§ **Short problem**
In your copy, leave out the pictures and repeat the entries below exactly.

== Record excerpts

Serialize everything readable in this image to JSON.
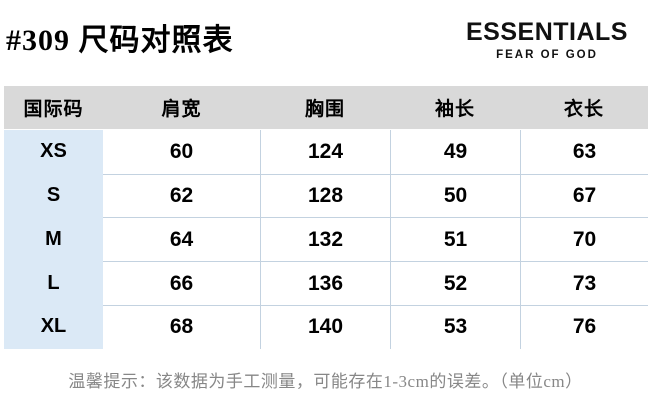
{
  "page": {
    "title": "#309 尺码对照表",
    "note": "温馨提示：该数据为手工测量，可能存在1-3cm的误差。（单位cm）"
  },
  "brand": {
    "name": "ESSENTIALS",
    "subtitle": "FEAR OF GOD"
  },
  "size_table": {
    "columns": [
      "国际码",
      "肩宽",
      "胸围",
      "袖长",
      "衣长"
    ],
    "rows": [
      {
        "size": "XS",
        "values": [
          "60",
          "124",
          "49",
          "63"
        ]
      },
      {
        "size": "S",
        "values": [
          "62",
          "128",
          "50",
          "67"
        ]
      },
      {
        "size": "M",
        "values": [
          "64",
          "132",
          "51",
          "70"
        ]
      },
      {
        "size": "L",
        "values": [
          "66",
          "136",
          "52",
          "73"
        ]
      },
      {
        "size": "XL",
        "values": [
          "68",
          "140",
          "53",
          "76"
        ]
      }
    ],
    "unit": "cm"
  },
  "colors": {
    "header_bg": "#d9d9d9",
    "size_column_bg": "#dbe9f6",
    "cell_border": "#c3d2e0",
    "note_text": "#878787",
    "text": "#000000"
  }
}
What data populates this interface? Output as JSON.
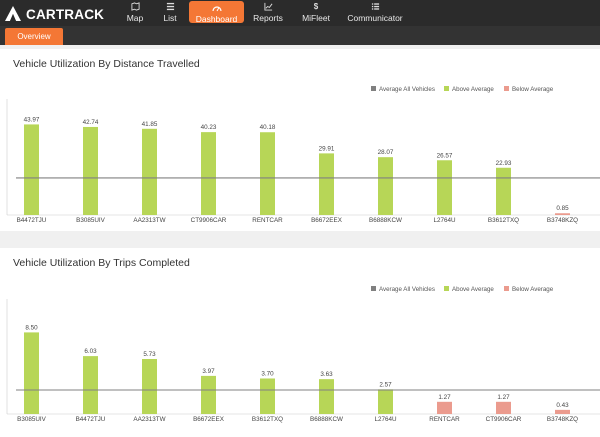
{
  "app": {
    "brand": "CARTRACK"
  },
  "nav": [
    {
      "label": "Map",
      "icon": "map-icon",
      "active": false
    },
    {
      "label": "List",
      "icon": "list-icon",
      "active": false
    },
    {
      "label": "Dashboard",
      "icon": "dashboard-icon",
      "active": true
    },
    {
      "label": "Reports",
      "icon": "reports-icon",
      "active": false
    },
    {
      "label": "MiFleet",
      "icon": "dollar-icon",
      "active": false
    },
    {
      "label": "Communicator",
      "icon": "communicator-icon",
      "active": false
    }
  ],
  "subnav": {
    "overview_label": "Overview"
  },
  "colors": {
    "above": "#b7d657",
    "below": "#eb9b8e",
    "average": "#808080",
    "accent": "#f47735",
    "dark": "#2b2b2b"
  },
  "legend": {
    "average": "Average All Vehicles",
    "above": "Above Average",
    "below": "Below Average"
  },
  "chart_data": [
    {
      "type": "bar",
      "title": "Vehicle Utilization By Distance Travelled",
      "categories": [
        "B4472TJU",
        "B3085UIV",
        "AA2313TW",
        "CT9906CAR",
        "RENTCAR",
        "B6672EEX",
        "B6888KCW",
        "L2764U",
        "B3612TXQ",
        "B3748KZQ"
      ],
      "values": [
        43.97,
        42.74,
        41.85,
        40.23,
        40.18,
        29.91,
        28.07,
        26.57,
        22.93,
        0.85
      ],
      "value_labels": [
        "43.97",
        "42.74",
        "41.85",
        "40.23",
        "40.18",
        "29.91",
        "28.07",
        "26.57",
        "22.93",
        "0.85"
      ],
      "status": [
        "above",
        "above",
        "above",
        "above",
        "above",
        "above",
        "above",
        "above",
        "above",
        "below"
      ],
      "average": 18.0,
      "ylim": [
        0,
        50
      ],
      "legend_position": "top-right"
    },
    {
      "type": "bar",
      "title": "Vehicle Utilization By Trips Completed",
      "categories": [
        "B3085UIV",
        "B4472TJU",
        "AA2313TW",
        "B6672EEX",
        "B3612TXQ",
        "B6888KCW",
        "L2764U",
        "RENTCAR",
        "CT9906CAR",
        "B3748KZQ"
      ],
      "values": [
        8.5,
        6.03,
        5.73,
        3.97,
        3.7,
        3.63,
        2.57,
        1.27,
        1.27,
        0.43
      ],
      "value_labels": [
        "8.50",
        "6.03",
        "5.73",
        "3.97",
        "3.70",
        "3.63",
        "2.57",
        "1.27",
        "1.27",
        "0.43"
      ],
      "status": [
        "above",
        "above",
        "above",
        "above",
        "above",
        "above",
        "above",
        "below",
        "below",
        "below"
      ],
      "average": 2.5,
      "ylim": [
        0,
        10
      ],
      "legend_position": "top-right"
    }
  ]
}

====

§ **The output**
Serialize everything readable in this image to JSON.
{
  "page": {
    "title": "#309 尺码对照表",
    "note": "温馨提示：该数据为手工测量，可能存在1-3cm的误差。（单位cm）"
  },
  "brand": {
    "name": "ESSENTIALS",
    "subtitle": "FEAR OF GOD"
  },
  "size_table": {
    "columns": [
      "国际码",
      "肩宽",
      "胸围",
      "袖长",
      "衣长"
    ],
    "rows": [
      {
        "size": "XS",
        "values": [
          "60",
          "124",
          "49",
          "63"
        ]
      },
      {
        "size": "S",
        "values": [
          "62",
          "128",
          "50",
          "67"
        ]
      },
      {
        "size": "M",
        "values": [
          "64",
          "132",
          "51",
          "70"
        ]
      },
      {
        "size": "L",
        "values": [
          "66",
          "136",
          "52",
          "73"
        ]
      },
      {
        "size": "XL",
        "values": [
          "68",
          "140",
          "53",
          "76"
        ]
      }
    ],
    "unit": "cm"
  },
  "colors": {
    "header_bg": "#d9d9d9",
    "size_column_bg": "#dbe9f6",
    "cell_border": "#c3d2e0",
    "note_text": "#878787",
    "text": "#000000"
  }
}
What data populates this interface? Output as JSON.
{
  "app": {
    "brand": "CARTRACK"
  },
  "nav": [
    {
      "label": "Map",
      "icon": "map-icon",
      "active": false
    },
    {
      "label": "List",
      "icon": "list-icon",
      "active": false
    },
    {
      "label": "Dashboard",
      "icon": "dashboard-icon",
      "active": true
    },
    {
      "label": "Reports",
      "icon": "reports-icon",
      "active": false
    },
    {
      "label": "MiFleet",
      "icon": "dollar-icon",
      "active": false
    },
    {
      "label": "Communicator",
      "icon": "communicator-icon",
      "active": false
    }
  ],
  "subnav": {
    "overview_label": "Overview"
  },
  "colors": {
    "above": "#b7d657",
    "below": "#eb9b8e",
    "average": "#808080",
    "accent": "#f47735",
    "dark": "#2b2b2b"
  },
  "legend": {
    "average": "Average All Vehicles",
    "above": "Above Average",
    "below": "Below Average"
  },
  "chart_data": [
    {
      "type": "bar",
      "title": "Vehicle Utilization By Distance Travelled",
      "categories": [
        "B4472TJU",
        "B3085UIV",
        "AA2313TW",
        "CT9906CAR",
        "RENTCAR",
        "B6672EEX",
        "B6888KCW",
        "L2764U",
        "B3612TXQ",
        "B3748KZQ"
      ],
      "values": [
        43.97,
        42.74,
        41.85,
        40.23,
        40.18,
        29.91,
        28.07,
        26.57,
        22.93,
        0.85
      ],
      "value_labels": [
        "43.97",
        "42.74",
        "41.85",
        "40.23",
        "40.18",
        "29.91",
        "28.07",
        "26.57",
        "22.93",
        "0.85"
      ],
      "status": [
        "above",
        "above",
        "above",
        "above",
        "above",
        "above",
        "above",
        "above",
        "above",
        "below"
      ],
      "average": 18.0,
      "ylim": [
        0,
        50
      ],
      "legend_position": "top-right"
    },
    {
      "type": "bar",
      "title": "Vehicle Utilization By Trips Completed",
      "categories": [
        "B3085UIV",
        "B4472TJU",
        "AA2313TW",
        "B6672EEX",
        "B3612TXQ",
        "B6888KCW",
        "L2764U",
        "RENTCAR",
        "CT9906CAR",
        "B3748KZQ"
      ],
      "values": [
        8.5,
        6.03,
        5.73,
        3.97,
        3.7,
        3.63,
        2.57,
        1.27,
        1.27,
        0.43
      ],
      "value_labels": [
        "8.50",
        "6.03",
        "5.73",
        "3.97",
        "3.70",
        "3.63",
        "2.57",
        "1.27",
        "1.27",
        "0.43"
      ],
      "status": [
        "above",
        "above",
        "above",
        "above",
        "above",
        "above",
        "above",
        "below",
        "below",
        "below"
      ],
      "average": 2.5,
      "ylim": [
        0,
        10
      ],
      "legend_position": "top-right"
    }
  ]
}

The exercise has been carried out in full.